++++ Records for this task

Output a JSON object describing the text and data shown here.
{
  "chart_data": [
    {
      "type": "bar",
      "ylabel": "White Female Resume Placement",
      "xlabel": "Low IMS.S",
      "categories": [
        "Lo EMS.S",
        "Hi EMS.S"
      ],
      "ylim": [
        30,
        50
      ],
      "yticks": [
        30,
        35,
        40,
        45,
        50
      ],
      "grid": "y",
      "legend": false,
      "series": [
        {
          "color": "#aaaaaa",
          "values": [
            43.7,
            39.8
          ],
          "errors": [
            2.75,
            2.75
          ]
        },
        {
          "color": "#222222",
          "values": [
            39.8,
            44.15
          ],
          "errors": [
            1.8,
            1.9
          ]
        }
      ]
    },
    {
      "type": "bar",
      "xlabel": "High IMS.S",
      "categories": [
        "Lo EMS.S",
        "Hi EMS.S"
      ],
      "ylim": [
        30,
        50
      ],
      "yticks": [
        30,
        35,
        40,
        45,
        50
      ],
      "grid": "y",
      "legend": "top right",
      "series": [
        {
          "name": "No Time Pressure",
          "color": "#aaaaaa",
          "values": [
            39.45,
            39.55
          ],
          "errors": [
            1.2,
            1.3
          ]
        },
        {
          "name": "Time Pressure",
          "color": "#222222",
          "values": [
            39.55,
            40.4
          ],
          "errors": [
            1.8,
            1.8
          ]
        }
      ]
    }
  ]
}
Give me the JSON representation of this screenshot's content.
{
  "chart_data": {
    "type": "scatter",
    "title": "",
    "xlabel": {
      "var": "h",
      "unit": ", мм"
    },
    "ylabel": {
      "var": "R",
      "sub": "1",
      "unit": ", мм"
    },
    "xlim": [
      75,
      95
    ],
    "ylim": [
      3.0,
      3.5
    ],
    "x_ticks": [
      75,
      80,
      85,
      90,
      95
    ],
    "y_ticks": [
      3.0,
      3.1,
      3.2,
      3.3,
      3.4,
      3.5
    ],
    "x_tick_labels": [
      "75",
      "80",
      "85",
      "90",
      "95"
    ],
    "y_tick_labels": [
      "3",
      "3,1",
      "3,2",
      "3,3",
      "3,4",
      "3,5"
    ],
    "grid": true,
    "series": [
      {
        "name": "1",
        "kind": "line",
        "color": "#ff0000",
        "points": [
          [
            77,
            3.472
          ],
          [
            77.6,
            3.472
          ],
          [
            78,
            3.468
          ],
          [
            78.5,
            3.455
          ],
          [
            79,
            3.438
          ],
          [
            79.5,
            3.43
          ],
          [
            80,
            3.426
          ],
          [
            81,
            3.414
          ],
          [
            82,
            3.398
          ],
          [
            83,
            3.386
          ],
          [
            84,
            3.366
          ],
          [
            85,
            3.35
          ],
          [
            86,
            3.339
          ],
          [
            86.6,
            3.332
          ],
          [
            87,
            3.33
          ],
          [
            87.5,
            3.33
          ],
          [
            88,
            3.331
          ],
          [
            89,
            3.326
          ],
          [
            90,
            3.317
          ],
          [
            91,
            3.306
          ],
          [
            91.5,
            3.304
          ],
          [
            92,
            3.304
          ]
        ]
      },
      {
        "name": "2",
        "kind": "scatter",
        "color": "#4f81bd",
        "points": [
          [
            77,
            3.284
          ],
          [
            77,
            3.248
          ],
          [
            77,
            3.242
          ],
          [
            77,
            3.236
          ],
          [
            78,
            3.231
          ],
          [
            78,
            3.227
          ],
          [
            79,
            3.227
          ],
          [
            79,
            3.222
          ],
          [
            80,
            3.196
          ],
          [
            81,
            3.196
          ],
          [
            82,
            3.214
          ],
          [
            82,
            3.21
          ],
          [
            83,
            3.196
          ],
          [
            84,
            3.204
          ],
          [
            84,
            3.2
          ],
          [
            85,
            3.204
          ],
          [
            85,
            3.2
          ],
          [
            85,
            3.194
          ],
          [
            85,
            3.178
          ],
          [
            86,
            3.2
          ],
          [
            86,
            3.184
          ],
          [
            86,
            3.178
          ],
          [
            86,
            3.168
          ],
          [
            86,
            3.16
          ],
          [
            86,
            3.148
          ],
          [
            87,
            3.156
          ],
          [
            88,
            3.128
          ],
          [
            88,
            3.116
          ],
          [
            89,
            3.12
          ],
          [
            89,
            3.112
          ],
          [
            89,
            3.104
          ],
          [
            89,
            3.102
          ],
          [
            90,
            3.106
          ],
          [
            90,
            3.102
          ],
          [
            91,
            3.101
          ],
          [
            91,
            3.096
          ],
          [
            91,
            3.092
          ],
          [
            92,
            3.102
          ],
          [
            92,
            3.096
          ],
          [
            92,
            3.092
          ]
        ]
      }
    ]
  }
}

++++++++

■ Task description:
Send back every record, precisely as written.

■ Result:
Output a JSON object describing the text and data shown here.
{
  "chart_data": [
    {
      "type": "bar",
      "ylabel": "White Female Resume Placement",
      "xlabel": "Low IMS.S",
      "categories": [
        "Lo EMS.S",
        "Hi EMS.S"
      ],
      "ylim": [
        30,
        50
      ],
      "yticks": [
        30,
        35,
        40,
        45,
        50
      ],
      "grid": "y",
      "legend": false,
      "series": [
        {
          "color": "#aaaaaa",
          "values": [
            43.7,
            39.8
          ],
          "errors": [
            2.75,
            2.75
          ]
        },
        {
          "color": "#222222",
          "values": [
            39.8,
            44.15
          ],
          "errors": [
            1.8,
            1.9
          ]
        }
      ]
    },
    {
      "type": "bar",
      "xlabel": "High IMS.S",
      "categories": [
        "Lo EMS.S",
        "Hi EMS.S"
      ],
      "ylim": [
        30,
        50
      ],
      "yticks": [
        30,
        35,
        40,
        45,
        50
      ],
      "grid": "y",
      "legend": "top right",
      "series": [
        {
          "name": "No Time Pressure",
          "color": "#aaaaaa",
          "values": [
            39.45,
            39.55
          ],
          "errors": [
            1.2,
            1.3
          ]
        },
        {
          "name": "Time Pressure",
          "color": "#222222",
          "values": [
            39.55,
            40.4
          ],
          "errors": [
            1.8,
            1.8
          ]
        }
      ]
    }
  ]
}
Give me the JSON representation of this screenshot's content.
{
  "chart_data": {
    "type": "scatter",
    "title": "",
    "xlabel": {
      "var": "h",
      "unit": ", мм"
    },
    "ylabel": {
      "var": "R",
      "sub": "1",
      "unit": ", мм"
    },
    "xlim": [
      75,
      95
    ],
    "ylim": [
      3.0,
      3.5
    ],
    "x_ticks": [
      75,
      80,
      85,
      90,
      95
    ],
    "y_ticks": [
      3.0,
      3.1,
      3.2,
      3.3,
      3.4,
      3.5
    ],
    "x_tick_labels": [
      "75",
      "80",
      "85",
      "90",
      "95"
    ],
    "y_tick_labels": [
      "3",
      "3,1",
      "3,2",
      "3,3",
      "3,4",
      "3,5"
    ],
    "grid": true,
    "series": [
      {
        "name": "1",
        "kind": "line",
        "color": "#ff0000",
        "points": [
          [
            77,
            3.472
          ],
          [
            77.6,
            3.472
          ],
          [
            78,
            3.468
          ],
          [
            78.5,
            3.455
          ],
          [
            79,
            3.438
          ],
          [
            79.5,
            3.43
          ],
          [
            80,
            3.426
          ],
          [
            81,
            3.414
          ],
          [
            82,
            3.398
          ],
          [
            83,
            3.386
          ],
          [
            84,
            3.366
          ],
          [
            85,
            3.35
          ],
          [
            86,
            3.339
          ],
          [
            86.6,
            3.332
          ],
          [
            87,
            3.33
          ],
          [
            87.5,
            3.33
          ],
          [
            88,
            3.331
          ],
          [
            89,
            3.326
          ],
          [
            90,
            3.317
          ],
          [
            91,
            3.306
          ],
          [
            91.5,
            3.304
          ],
          [
            92,
            3.304
          ]
        ]
      },
      {
        "name": "2",
        "kind": "scatter",
        "color": "#4f81bd",
        "points": [
          [
            77,
            3.284
          ],
          [
            77,
            3.248
          ],
          [
            77,
            3.242
          ],
          [
            77,
            3.236
          ],
          [
            78,
            3.231
          ],
          [
            78,
            3.227
          ],
          [
            79,
            3.227
          ],
          [
            79,
            3.222
          ],
          [
            80,
            3.196
          ],
          [
            81,
            3.196
          ],
          [
            82,
            3.214
          ],
          [
            82,
            3.21
          ],
          [
            83,
            3.196
          ],
          [
            84,
            3.204
          ],
          [
            84,
            3.2
          ],
          [
            85,
            3.204
          ],
          [
            85,
            3.2
          ],
          [
            85,
            3.194
          ],
          [
            85,
            3.178
          ],
          [
            86,
            3.2
          ],
          [
            86,
            3.184
          ],
          [
            86,
            3.178
          ],
          [
            86,
            3.168
          ],
          [
            86,
            3.16
          ],
          [
            86,
            3.148
          ],
          [
            87,
            3.156
          ],
          [
            88,
            3.128
          ],
          [
            88,
            3.116
          ],
          [
            89,
            3.12
          ],
          [
            89,
            3.112
          ],
          [
            89,
            3.104
          ],
          [
            89,
            3.102
          ],
          [
            90,
            3.106
          ],
          [
            90,
            3.102
          ],
          [
            91,
            3.101
          ],
          [
            91,
            3.096
          ],
          [
            91,
            3.092
          ],
          [
            92,
            3.102
          ],
          [
            92,
            3.096
          ],
          [
            92,
            3.092
          ]
        ]
      }
    ]
  }
}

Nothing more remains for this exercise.